Following places were visited by Indian Prime Minister on his Bangladesh visit:

  • Birthplace of Bangabandhu Sheikh Mujibur Rahman at Tungipara. 
  • Jeshoreshwari temple in Satkhira. 
  • Harimandir in Orakandi and addressed the representatives of the Matua community.

The Protest and Violence that followed

A group of Muslim worshippers held a protest on 26 March after Friday prayers at a mosque in the city. Soon, clashes erupted and police used tear gas and batons to disperse the crowd. Protests then spread to other parts of the country and a hardline Islamist group, Hefazat-e-Islam, called for a nationwide shut down on 28 March to protest the attacks on those who held rallies against Mr Modi’s visit. Dhaka and the eastern district of Brahmanbaria witnessed some of the worst violence. Buses, a train, a Hindu temple and several properties were damaged.

The protests were led by Islamists, students of madrassas (religious schools) and left-wing groups opposed to Mr Modi’s visit to Bangladesh. They accused him of pursuing anti-Muslim policies. But why?

Recent Elections & NRC

  • In recent election campaigns in the border states of West Bengal and Assam, Mr Modi and other senior BJP leaders have often raised the issue of alleged unauthorised immigration from Bangladesh. Bangladeshi officials have denied the accusation. In a 2019 election rally, Home Minister Amit Shah described illegal immigrants as “termites”, adding that the BJP government would “pick up infiltrators one by one and throw them into the Bay of Bengal”. Mr Shah’s comments drew sharp criticism from rights groups and triggered anger in Bangladesh too. But the repeated references to unauthorised Muslim immigrants from Bangladesh, especially during polarising election campaigns, have caused resentment in Dhaka. Ms Hasina’s government, which is seen as pro-India by the opposition, is facing domestic pressure.

What this exercise asks:
1) Answer these questions from the text on Mr Modi's Bangladesh visit:
(a) Which temple in Satkhira did the Prime Minister visit?
(b) For what date did Hefazat-e-Islam call a nationwide shutdown?
(c) In what year did Amit Shah call illegal immigrants "termites"?
2) Turn the paragraph of the text on Mr Modi's Bangladesh visit that begins "A group of Muslim worshippers held a protest" into a short list that keeps its main facts.
3) Quote the text on Mr Modi's Bangladesh visit, starting with "A group of Muslim" and going on through "properties were damaged.".
The records have no connection to the text on Mr Modi's Bangladesh visit.

Record extracts:
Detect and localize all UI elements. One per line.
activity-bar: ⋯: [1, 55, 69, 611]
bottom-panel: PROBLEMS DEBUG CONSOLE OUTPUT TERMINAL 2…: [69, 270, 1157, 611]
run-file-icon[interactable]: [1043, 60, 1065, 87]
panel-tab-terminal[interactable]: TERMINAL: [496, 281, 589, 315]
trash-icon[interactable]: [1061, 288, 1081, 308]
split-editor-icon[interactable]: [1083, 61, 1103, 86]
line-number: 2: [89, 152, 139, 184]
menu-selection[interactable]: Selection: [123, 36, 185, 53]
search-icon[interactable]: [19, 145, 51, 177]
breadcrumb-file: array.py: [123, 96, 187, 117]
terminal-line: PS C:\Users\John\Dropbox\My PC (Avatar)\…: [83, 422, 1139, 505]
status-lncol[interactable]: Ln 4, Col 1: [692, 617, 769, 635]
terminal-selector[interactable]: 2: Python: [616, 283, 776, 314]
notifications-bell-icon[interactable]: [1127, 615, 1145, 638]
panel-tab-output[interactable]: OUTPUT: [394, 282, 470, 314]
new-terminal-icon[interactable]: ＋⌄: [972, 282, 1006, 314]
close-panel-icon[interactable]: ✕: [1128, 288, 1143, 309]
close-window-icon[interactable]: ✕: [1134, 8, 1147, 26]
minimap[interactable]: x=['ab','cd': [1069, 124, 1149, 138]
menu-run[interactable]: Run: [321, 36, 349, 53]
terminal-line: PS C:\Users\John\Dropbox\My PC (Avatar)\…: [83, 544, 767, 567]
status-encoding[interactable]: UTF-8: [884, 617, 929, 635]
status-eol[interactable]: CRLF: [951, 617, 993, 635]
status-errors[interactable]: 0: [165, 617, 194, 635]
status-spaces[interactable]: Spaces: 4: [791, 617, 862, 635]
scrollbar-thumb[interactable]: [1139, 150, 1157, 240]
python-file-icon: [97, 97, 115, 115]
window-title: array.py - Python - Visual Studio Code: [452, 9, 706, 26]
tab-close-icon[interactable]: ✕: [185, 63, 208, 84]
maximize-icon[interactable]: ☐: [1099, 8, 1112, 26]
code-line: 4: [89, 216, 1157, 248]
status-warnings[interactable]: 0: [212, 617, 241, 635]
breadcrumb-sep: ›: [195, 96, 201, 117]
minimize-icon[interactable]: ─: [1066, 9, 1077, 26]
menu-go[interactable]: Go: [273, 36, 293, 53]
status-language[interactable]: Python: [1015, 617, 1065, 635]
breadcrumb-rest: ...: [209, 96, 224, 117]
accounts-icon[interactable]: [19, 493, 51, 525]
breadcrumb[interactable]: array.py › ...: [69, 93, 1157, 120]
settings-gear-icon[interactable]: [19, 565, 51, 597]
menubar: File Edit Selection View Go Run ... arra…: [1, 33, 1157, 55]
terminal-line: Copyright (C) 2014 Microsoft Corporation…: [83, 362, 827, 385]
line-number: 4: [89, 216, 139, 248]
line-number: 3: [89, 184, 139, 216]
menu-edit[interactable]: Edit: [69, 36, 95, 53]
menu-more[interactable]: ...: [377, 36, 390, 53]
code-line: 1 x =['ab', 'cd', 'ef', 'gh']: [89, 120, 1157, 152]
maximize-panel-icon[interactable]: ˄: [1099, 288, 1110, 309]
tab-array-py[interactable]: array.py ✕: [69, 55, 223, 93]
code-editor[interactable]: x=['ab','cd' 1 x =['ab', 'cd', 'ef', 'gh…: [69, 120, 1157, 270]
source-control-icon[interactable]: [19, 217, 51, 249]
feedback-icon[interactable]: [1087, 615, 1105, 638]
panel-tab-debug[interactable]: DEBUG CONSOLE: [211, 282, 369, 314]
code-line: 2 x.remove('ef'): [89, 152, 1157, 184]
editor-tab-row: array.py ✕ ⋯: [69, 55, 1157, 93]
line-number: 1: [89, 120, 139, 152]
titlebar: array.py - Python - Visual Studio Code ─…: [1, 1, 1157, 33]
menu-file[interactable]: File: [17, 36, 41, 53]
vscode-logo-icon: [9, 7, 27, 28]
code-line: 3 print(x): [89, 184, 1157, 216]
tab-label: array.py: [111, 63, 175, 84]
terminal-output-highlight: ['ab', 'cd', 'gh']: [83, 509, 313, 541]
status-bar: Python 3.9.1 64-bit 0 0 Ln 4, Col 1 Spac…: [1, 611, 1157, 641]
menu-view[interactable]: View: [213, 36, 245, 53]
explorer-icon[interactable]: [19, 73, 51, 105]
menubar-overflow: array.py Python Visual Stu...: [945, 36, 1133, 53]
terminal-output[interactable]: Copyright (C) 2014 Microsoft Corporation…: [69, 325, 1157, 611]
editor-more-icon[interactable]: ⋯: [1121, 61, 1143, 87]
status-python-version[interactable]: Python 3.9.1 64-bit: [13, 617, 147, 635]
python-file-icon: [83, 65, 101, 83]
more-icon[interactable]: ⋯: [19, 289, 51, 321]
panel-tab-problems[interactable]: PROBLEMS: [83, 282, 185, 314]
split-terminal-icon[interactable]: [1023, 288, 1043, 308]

Answers to the tasks:
1)
(a) Jeshoreshwari temple
(b) 28 March
(c) 2019

2)
- On 26 March, after Friday prayers, Muslim worshippers held a protest at a mosque in the city.
- Clashes broke out, and police used tear gas and batons to disperse the crowd.
- Protests spread to other parts of the country, and Hefazat-e-Islam called a nationwide shutdown on 28 March over the attacks on people who had rallied against Mr Modi's visit.
- Dhaka and the eastern district of Brahmanbaria saw some of the worst violence.
- Buses, a train, a Hindu temple and several properties were damaged.

3)
A group of Muslim worshippers held a protest on 26 March after Friday prayers at a mosque in the city. Soon, clashes erupted and police used tear gas and batons to disperse the crowd. Protests then spread to other parts of the country and a hardline Islamist group, Hefazat-e-Islam, called for a nationwide shut down on 28 March to protest the attacks on those who held rallies against Mr Modi’s visit. Dhaka and the eastern district of Brahmanbaria witnessed some of the worst violence. Buses, a train, a Hindu temple and several properties were damaged.